> [Given request]: In the listing below, find the line containing "Give me the". Write out that line and every line after it to the end, exactly and only those.

.....

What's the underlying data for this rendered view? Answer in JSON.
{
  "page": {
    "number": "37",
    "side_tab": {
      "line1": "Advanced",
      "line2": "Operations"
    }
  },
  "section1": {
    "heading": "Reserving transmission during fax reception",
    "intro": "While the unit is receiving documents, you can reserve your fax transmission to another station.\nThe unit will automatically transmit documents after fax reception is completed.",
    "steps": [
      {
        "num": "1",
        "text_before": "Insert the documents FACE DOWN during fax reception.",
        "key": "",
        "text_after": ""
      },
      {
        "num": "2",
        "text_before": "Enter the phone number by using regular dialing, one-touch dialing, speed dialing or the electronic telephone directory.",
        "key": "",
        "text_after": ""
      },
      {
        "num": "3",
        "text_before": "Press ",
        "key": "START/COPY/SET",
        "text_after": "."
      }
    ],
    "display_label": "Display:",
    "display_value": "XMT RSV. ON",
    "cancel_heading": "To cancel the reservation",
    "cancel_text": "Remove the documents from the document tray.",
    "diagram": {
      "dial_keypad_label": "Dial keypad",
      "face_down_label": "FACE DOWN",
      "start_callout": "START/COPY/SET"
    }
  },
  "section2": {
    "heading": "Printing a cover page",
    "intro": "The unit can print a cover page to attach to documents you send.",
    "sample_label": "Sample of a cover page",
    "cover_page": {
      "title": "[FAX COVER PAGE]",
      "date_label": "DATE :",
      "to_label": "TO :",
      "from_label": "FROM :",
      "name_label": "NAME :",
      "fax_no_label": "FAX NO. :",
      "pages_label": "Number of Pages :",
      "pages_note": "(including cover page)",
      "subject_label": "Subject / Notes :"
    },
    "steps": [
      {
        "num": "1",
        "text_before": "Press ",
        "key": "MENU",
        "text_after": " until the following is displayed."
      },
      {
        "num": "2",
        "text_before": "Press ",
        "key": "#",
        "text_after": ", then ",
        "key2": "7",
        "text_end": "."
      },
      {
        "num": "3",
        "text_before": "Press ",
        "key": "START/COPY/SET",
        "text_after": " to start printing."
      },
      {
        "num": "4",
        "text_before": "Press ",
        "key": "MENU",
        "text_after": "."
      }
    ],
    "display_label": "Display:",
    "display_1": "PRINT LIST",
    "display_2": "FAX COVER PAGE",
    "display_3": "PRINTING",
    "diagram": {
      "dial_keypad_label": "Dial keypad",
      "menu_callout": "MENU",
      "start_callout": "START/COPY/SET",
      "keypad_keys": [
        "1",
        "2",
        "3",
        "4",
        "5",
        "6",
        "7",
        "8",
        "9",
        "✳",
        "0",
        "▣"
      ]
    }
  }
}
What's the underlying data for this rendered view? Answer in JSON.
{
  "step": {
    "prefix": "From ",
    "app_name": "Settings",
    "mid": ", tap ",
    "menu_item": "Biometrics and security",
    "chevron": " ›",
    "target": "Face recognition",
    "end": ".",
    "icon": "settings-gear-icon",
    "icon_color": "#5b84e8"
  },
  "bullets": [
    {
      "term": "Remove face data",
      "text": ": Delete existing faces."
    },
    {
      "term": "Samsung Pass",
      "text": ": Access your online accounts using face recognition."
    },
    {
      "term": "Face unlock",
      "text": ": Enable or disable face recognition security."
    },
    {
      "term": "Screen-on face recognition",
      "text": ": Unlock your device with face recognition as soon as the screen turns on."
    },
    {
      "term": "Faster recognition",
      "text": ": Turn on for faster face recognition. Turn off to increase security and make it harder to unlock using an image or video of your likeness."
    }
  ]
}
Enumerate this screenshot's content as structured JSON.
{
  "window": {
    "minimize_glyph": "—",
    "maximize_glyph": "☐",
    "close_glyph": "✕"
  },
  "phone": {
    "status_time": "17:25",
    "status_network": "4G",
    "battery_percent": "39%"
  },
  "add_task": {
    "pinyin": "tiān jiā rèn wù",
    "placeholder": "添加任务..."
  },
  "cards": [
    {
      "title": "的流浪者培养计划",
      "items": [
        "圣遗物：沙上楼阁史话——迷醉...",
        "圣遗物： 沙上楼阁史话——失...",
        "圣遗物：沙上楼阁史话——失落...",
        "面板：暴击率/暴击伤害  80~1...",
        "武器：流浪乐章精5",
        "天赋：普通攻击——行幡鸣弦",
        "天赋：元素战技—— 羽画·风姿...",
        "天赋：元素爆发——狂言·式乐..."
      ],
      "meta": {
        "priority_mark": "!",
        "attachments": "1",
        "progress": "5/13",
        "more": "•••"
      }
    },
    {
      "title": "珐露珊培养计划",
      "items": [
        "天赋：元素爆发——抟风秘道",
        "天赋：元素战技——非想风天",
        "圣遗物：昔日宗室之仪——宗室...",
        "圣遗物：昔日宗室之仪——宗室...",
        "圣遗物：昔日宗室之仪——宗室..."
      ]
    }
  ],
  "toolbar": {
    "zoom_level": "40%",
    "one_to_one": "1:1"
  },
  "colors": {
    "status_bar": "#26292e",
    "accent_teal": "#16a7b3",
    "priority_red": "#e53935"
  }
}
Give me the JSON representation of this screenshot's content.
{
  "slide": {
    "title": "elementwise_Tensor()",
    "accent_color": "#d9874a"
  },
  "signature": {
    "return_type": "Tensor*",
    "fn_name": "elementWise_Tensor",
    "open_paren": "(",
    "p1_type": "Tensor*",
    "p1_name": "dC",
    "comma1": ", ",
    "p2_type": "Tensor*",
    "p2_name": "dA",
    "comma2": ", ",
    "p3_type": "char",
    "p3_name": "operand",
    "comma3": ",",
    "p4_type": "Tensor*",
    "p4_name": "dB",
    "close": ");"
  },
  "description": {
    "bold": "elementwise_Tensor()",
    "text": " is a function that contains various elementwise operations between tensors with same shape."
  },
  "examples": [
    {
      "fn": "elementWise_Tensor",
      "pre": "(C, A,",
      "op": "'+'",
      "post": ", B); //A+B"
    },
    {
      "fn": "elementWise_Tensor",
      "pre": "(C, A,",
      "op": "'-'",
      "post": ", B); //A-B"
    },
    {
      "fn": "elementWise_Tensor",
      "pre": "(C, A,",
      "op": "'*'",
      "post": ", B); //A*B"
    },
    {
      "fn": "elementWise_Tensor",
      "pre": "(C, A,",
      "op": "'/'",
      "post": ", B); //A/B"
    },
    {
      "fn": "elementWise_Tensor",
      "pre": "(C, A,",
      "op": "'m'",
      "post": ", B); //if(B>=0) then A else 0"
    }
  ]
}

.....

> [Written answer]:
Give me the JSON representation of this screenshot's content.
{
  "slide": {
    "title": "elementwise_Tensor()",
    "accent_color": "#d9874a"
  },
  "signature": {
    "return_type": "Tensor*",
    "fn_name": "elementWise_Tensor",
    "open_paren": "(",
    "p1_type": "Tensor*",
    "p1_name": "dC",
    "comma1": ", ",
    "p2_type": "Tensor*",
    "p2_name": "dA",
    "comma2": ", ",
    "p3_type": "char",
    "p3_name": "operand",
    "comma3": ",",
    "p4_type": "Tensor*",
    "p4_name": "dB",
    "close": ");"
  },
  "description": {
    "bold": "elementwise_Tensor()",
    "text": " is a function that contains various elementwise operations between tensors with same shape."
  },
  "examples": [
    {
      "fn": "elementWise_Tensor",
      "pre": "(C, A,",
      "op": "'+'",
      "post": ", B); //A+B"
    },
    {
      "fn": "elementWise_Tensor",
      "pre": "(C, A,",
      "op": "'-'",
      "post": ", B); //A-B"
    },
    {
      "fn": "elementWise_Tensor",
      "pre": "(C, A,",
      "op": "'*'",
      "post": ", B); //A*B"
    },
    {
      "fn": "elementWise_Tensor",
      "pre": "(C, A,",
      "op": "'/'",
      "post": ", B); //A/B"
    },
    {
      "fn": "elementWise_Tensor",
      "pre": "(C, A,",
      "op": "'m'",
      "post": ", B); //if(B>=0) then A else 0"
    }
  ]
}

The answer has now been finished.